» WHAT TO WORK ON: Your task is to copy the listing exactly. Drop any pictures from the copy.

— Begin GIVEN RECORDS —

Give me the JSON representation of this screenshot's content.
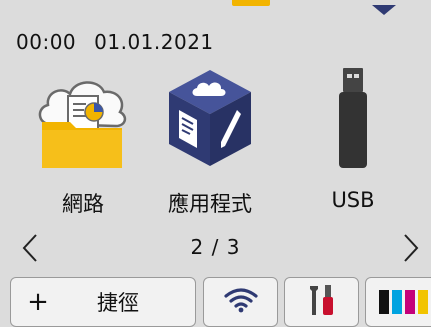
{
  "status": {
    "time": "00:00",
    "date": "01.01.2021"
  },
  "apps": [
    {
      "label": "網路",
      "icon": "network-folder-cloud-icon"
    },
    {
      "label": "應用程式",
      "icon": "apps-cube-icon"
    },
    {
      "label": "USB",
      "icon": "usb-drive-icon"
    }
  ],
  "pager": {
    "current": "2 / 3",
    "prev_icon": "chevron-left-icon",
    "next_icon": "chevron-right-icon"
  },
  "bottom_bar": {
    "shortcut_plus": "+",
    "shortcut_label": "捷徑",
    "wifi_icon": "wifi-icon",
    "tools_icon": "tools-icon",
    "ink_icon": "ink-levels-icon"
  },
  "colors": {
    "folder_yellow": "#f2b400",
    "cube_blue": "#2f3a73",
    "ink_black": "#111111",
    "ink_cyan": "#00a3e0",
    "ink_magenta": "#c4007a",
    "ink_yellow": "#f2c400",
    "tool_red": "#c8102e"
  }
}
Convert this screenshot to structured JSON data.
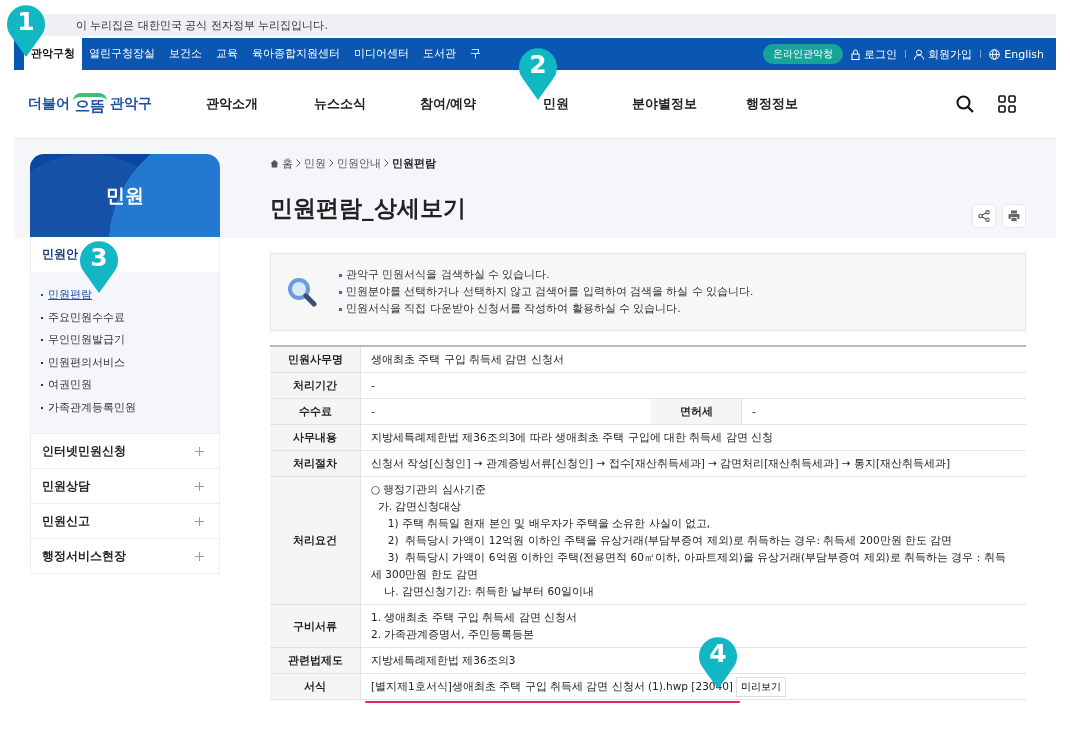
{
  "gov_banner": {
    "text": "이 누리집은 대한민국 공식 전자정부 누리집입니다."
  },
  "top_nav": {
    "items": [
      {
        "label": "관악구청",
        "selected": true
      },
      {
        "label": "열린구청장실",
        "selected": false
      },
      {
        "label": "보건소",
        "selected": false
      },
      {
        "label": "교육",
        "selected": false
      },
      {
        "label": "육아종합지원센터",
        "selected": false
      },
      {
        "label": "미디어센터",
        "selected": false
      },
      {
        "label": "도서관",
        "selected": false
      },
      {
        "label": "구",
        "selected": false
      }
    ],
    "online_button": "온라인관악청",
    "login": "로그인",
    "signup": "회원가입",
    "language": "English"
  },
  "logo": {
    "left": "더불어",
    "middle": "으뜸",
    "right": "관악구"
  },
  "main_menu": [
    "관악소개",
    "뉴스소식",
    "참여/예약",
    "민원",
    "분야별정보",
    "행정정보"
  ],
  "sidebar": {
    "title": "민원",
    "section": "민원안",
    "items": [
      {
        "label": "민원편람",
        "selected": true
      },
      {
        "label": "주요민원수수료",
        "selected": false
      },
      {
        "label": "무인민원발급기",
        "selected": false
      },
      {
        "label": "민원편의서비스",
        "selected": false
      },
      {
        "label": "여권민원",
        "selected": false
      },
      {
        "label": "가족관계등록민원",
        "selected": false
      }
    ],
    "groups": [
      {
        "label": "인터넷민원신청",
        "expanded": false
      },
      {
        "label": "민원상담",
        "expanded": false
      },
      {
        "label": "민원신고",
        "expanded": false
      },
      {
        "label": "행정서비스현장",
        "expanded": false
      }
    ]
  },
  "breadcrumb": [
    "홈",
    "민원",
    "민원안내",
    "민원편람"
  ],
  "page_title": "민원편람_상세보기",
  "info_notes": [
    "관악구 민원서식을 검색하실 수 있습니다.",
    "민원분야를 선택하거나 선택하지 않고 검색어를 입력하여 검색을 하실 수 있습니다.",
    "민원서식을 직접 다운받아 신청서를 작성하여 활용하실 수 있습니다."
  ],
  "table": {
    "rows": [
      {
        "kind": "text",
        "label": "민원사무명",
        "lines": [
          "생애최초 주택 구입 취득세 감면 신청서"
        ]
      },
      {
        "kind": "text",
        "label": "처리기간",
        "lines": [
          "-"
        ]
      },
      {
        "kind": "split",
        "label": "수수료",
        "value": "-",
        "label_2": "면허세",
        "value_2": "-"
      },
      {
        "kind": "text",
        "label": "사무내용",
        "lines": [
          "지방세특례제한법 제36조의3에 따라 생애최초 주택 구입에 대한 취득세 감면 신청"
        ]
      },
      {
        "kind": "text",
        "label": "처리절차",
        "lines": [
          "신청서 작성[신청인] → 관계증빙서류[신청인] → 접수[재산취득세과] → 감면처리[재산취득세과] → 통지[재산취득세과]"
        ]
      },
      {
        "kind": "text",
        "label": "처리요건",
        "lines": [
          "○ 행정기관의 심사기준",
          "  가. 감면신청대상",
          "     1) 주택 취득일 현재 본인 및 배우자가 주택을 소유한 사실이 없고,",
          "     2)  취득당시 가액이 12억원 이하인 주택을 유상거래(부담부증여 제외)로 취득하는 경우: 취득세 200만원 한도 감면",
          "     3)  취득당시 가액이 6억원 이하인 주택(전용면적 60㎡이하, 아파트제외)을 유상거래(부담부증여 제외)로 취득하는 경우 : 취득세 300만원 한도 감면",
          "    나. 감면신청기간: 취득한 날부터 60일이내"
        ]
      },
      {
        "kind": "text",
        "label": "구비서류",
        "lines": [
          "1. 생애최초 주택 구입 취득세 감면 신청서",
          "2. 가족관계증명서, 주민등록등본"
        ]
      },
      {
        "kind": "text",
        "label": "관련법제도",
        "lines": [
          "지방세특례제한법 제36조의3"
        ]
      },
      {
        "kind": "file",
        "label": "서식",
        "file": "[별지제1호서식]생애최초 주택 구입 취득세 감면 신청서 (1).hwp [23040]",
        "button": "미리보기",
        "underlined": true
      }
    ]
  },
  "markers": [
    {
      "label": "1"
    },
    {
      "label": "2"
    },
    {
      "label": "3"
    },
    {
      "label": "4"
    }
  ]
}
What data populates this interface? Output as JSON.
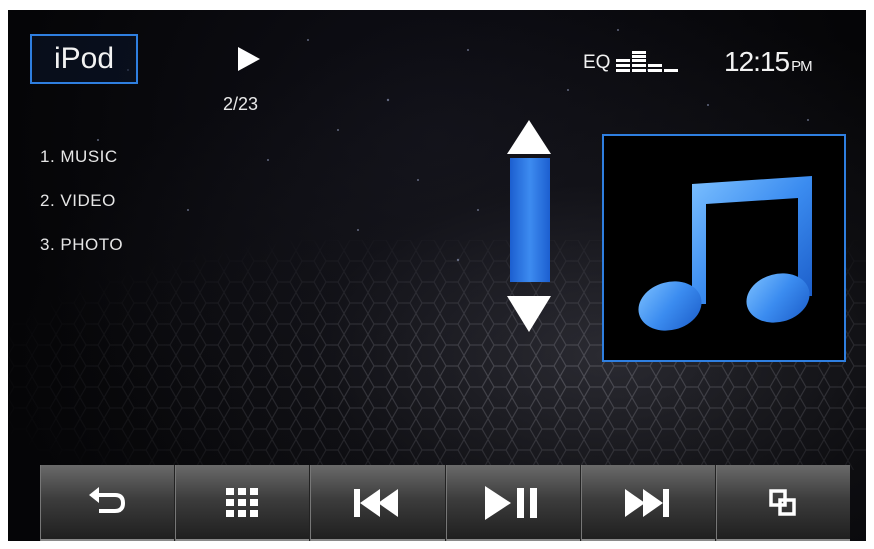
{
  "source": {
    "label": "iPod"
  },
  "playback": {
    "state_icon": "play-icon",
    "track_count": "2/23"
  },
  "eq": {
    "label": "EQ",
    "icon": "equalizer-icon"
  },
  "clock": {
    "time": "12:15",
    "meridiem": "PM"
  },
  "menu": {
    "items": [
      {
        "label": "1. MUSIC"
      },
      {
        "label": "2. VIDEO"
      },
      {
        "label": "3. PHOTO"
      }
    ]
  },
  "scroll": {
    "up_icon": "scroll-up-arrow-icon",
    "down_icon": "scroll-down-arrow-icon"
  },
  "album_art": {
    "icon": "music-note-icon",
    "accent": "#3b8cf0"
  },
  "toolbar": {
    "buttons": [
      {
        "icon": "back-icon"
      },
      {
        "icon": "menu-grid-icon"
      },
      {
        "icon": "previous-track-icon"
      },
      {
        "icon": "play-pause-icon"
      },
      {
        "icon": "next-track-icon"
      },
      {
        "icon": "window-switch-icon"
      }
    ]
  },
  "colors": {
    "accent": "#2f7fe0",
    "text": "#f2f2f2",
    "background": "#050507"
  }
}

— End GIVEN RECORDS —

» RESULT FOR THIS TASK:
Give me the JSON representation of this screenshot's content.
{
  "status": {
    "time": "00:00",
    "date": "01.01.2021"
  },
  "apps": [
    {
      "label": "網路",
      "icon": "network-folder-cloud-icon"
    },
    {
      "label": "應用程式",
      "icon": "apps-cube-icon"
    },
    {
      "label": "USB",
      "icon": "usb-drive-icon"
    }
  ],
  "pager": {
    "current": "2 / 3",
    "prev_icon": "chevron-left-icon",
    "next_icon": "chevron-right-icon"
  },
  "bottom_bar": {
    "shortcut_plus": "+",
    "shortcut_label": "捷徑",
    "wifi_icon": "wifi-icon",
    "tools_icon": "tools-icon",
    "ink_icon": "ink-levels-icon"
  },
  "colors": {
    "folder_yellow": "#f2b400",
    "cube_blue": "#2f3a73",
    "ink_black": "#111111",
    "ink_cyan": "#00a3e0",
    "ink_magenta": "#c4007a",
    "ink_yellow": "#f2c400",
    "tool_red": "#c8102e"
  }
}
Convert this screenshot to structured JSON data.
{
  "gov_banner": {
    "text": "이 누리집은 대한민국 공식 전자정부 누리집입니다."
  },
  "top_nav": {
    "items": [
      {
        "label": "관악구청",
        "selected": true
      },
      {
        "label": "열린구청장실",
        "selected": false
      },
      {
        "label": "보건소",
        "selected": false
      },
      {
        "label": "교육",
        "selected": false
      },
      {
        "label": "육아종합지원센터",
        "selected": false
      },
      {
        "label": "미디어센터",
        "selected": false
      },
      {
        "label": "도서관",
        "selected": false
      },
      {
        "label": "구",
        "selected": false
      }
    ],
    "online_button": "온라인관악청",
    "login": "로그인",
    "signup": "회원가입",
    "language": "English"
  },
  "logo": {
    "left": "더불어",
    "middle": "으뜸",
    "right": "관악구"
  },
  "main_menu": [
    "관악소개",
    "뉴스소식",
    "참여/예약",
    "민원",
    "분야별정보",
    "행정정보"
  ],
  "sidebar": {
    "title": "민원",
    "section": "민원안",
    "items": [
      {
        "label": "민원편람",
        "selected": true
      },
      {
        "label": "주요민원수수료",
        "selected": false
      },
      {
        "label": "무인민원발급기",
        "selected": false
      },
      {
        "label": "민원편의서비스",
        "selected": false
      },
      {
        "label": "여권민원",
        "selected": false
      },
      {
        "label": "가족관계등록민원",
        "selected": false
      }
    ],
    "groups": [
      {
        "label": "인터넷민원신청",
        "expanded": false
      },
      {
        "label": "민원상담",
        "expanded": false
      },
      {
        "label": "민원신고",
        "expanded": false
      },
      {
        "label": "행정서비스현장",
        "expanded": false
      }
    ]
  },
  "breadcrumb": [
    "홈",
    "민원",
    "민원안내",
    "민원편람"
  ],
  "page_title": "민원편람_상세보기",
  "info_notes": [
    "관악구 민원서식을 검색하실 수 있습니다.",
    "민원분야를 선택하거나 선택하지 않고 검색어를 입력하여 검색을 하실 수 있습니다.",
    "민원서식을 직접 다운받아 신청서를 작성하여 활용하실 수 있습니다."
  ],
  "table": {
    "rows": [
      {
        "kind": "text",
        "label": "민원사무명",
        "lines": [
          "생애최초 주택 구입 취득세 감면 신청서"
        ]
      },
      {
        "kind": "text",
        "label": "처리기간",
        "lines": [
          "-"
        ]
      },
      {
        "kind": "split",
        "label": "수수료",
        "value": "-",
        "label_2": "면허세",
        "value_2": "-"
      },
      {
        "kind": "text",
        "label": "사무내용",
        "lines": [
          "지방세특례제한법 제36조의3에 따라 생애최초 주택 구입에 대한 취득세 감면 신청"
        ]
      },
      {
        "kind": "text",
        "label": "처리절차",
        "lines": [
          "신청서 작성[신청인] → 관계증빙서류[신청인] → 접수[재산취득세과] → 감면처리[재산취득세과] → 통지[재산취득세과]"
        ]
      },
      {
        "kind": "text",
        "label": "처리요건",
        "lines": [
          "○ 행정기관의 심사기준",
          "  가. 감면신청대상",
          "     1) 주택 취득일 현재 본인 및 배우자가 주택을 소유한 사실이 없고,",
          "     2)  취득당시 가액이 12억원 이하인 주택을 유상거래(부담부증여 제외)로 취득하는 경우: 취득세 200만원 한도 감면",
          "     3)  취득당시 가액이 6억원 이하인 주택(전용면적 60㎡이하, 아파트제외)을 유상거래(부담부증여 제외)로 취득하는 경우 : 취득세 300만원 한도 감면",
          "    나. 감면신청기간: 취득한 날부터 60일이내"
        ]
      },
      {
        "kind": "text",
        "label": "구비서류",
        "lines": [
          "1. 생애최초 주택 구입 취득세 감면 신청서",
          "2. 가족관계증명서, 주민등록등본"
        ]
      },
      {
        "kind": "text",
        "label": "관련법제도",
        "lines": [
          "지방세특례제한법 제36조의3"
        ]
      },
      {
        "kind": "file",
        "label": "서식",
        "file": "[별지제1호서식]생애최초 주택 구입 취득세 감면 신청서 (1).hwp [23040]",
        "button": "미리보기",
        "underlined": true
      }
    ]
  },
  "markers": [
    {
      "label": "1"
    },
    {
      "label": "2"
    },
    {
      "label": "3"
    },
    {
      "label": "4"
    }
  ]
}
What data populates this interface? Output as JSON.
{
  "source": {
    "label": "iPod"
  },
  "playback": {
    "state_icon": "play-icon",
    "track_count": "2/23"
  },
  "eq": {
    "label": "EQ",
    "icon": "equalizer-icon"
  },
  "clock": {
    "time": "12:15",
    "meridiem": "PM"
  },
  "menu": {
    "items": [
      {
        "label": "1. MUSIC"
      },
      {
        "label": "2. VIDEO"
      },
      {
        "label": "3. PHOTO"
      }
    ]
  },
  "scroll": {
    "up_icon": "scroll-up-arrow-icon",
    "down_icon": "scroll-down-arrow-icon"
  },
  "album_art": {
    "icon": "music-note-icon",
    "accent": "#3b8cf0"
  },
  "toolbar": {
    "buttons": [
      {
        "icon": "back-icon"
      },
      {
        "icon": "menu-grid-icon"
      },
      {
        "icon": "previous-track-icon"
      },
      {
        "icon": "play-pause-icon"
      },
      {
        "icon": "next-track-icon"
      },
      {
        "icon": "window-switch-icon"
      }
    ]
  },
  "colors": {
    "accent": "#2f7fe0",
    "text": "#f2f2f2",
    "background": "#050507"
  }
}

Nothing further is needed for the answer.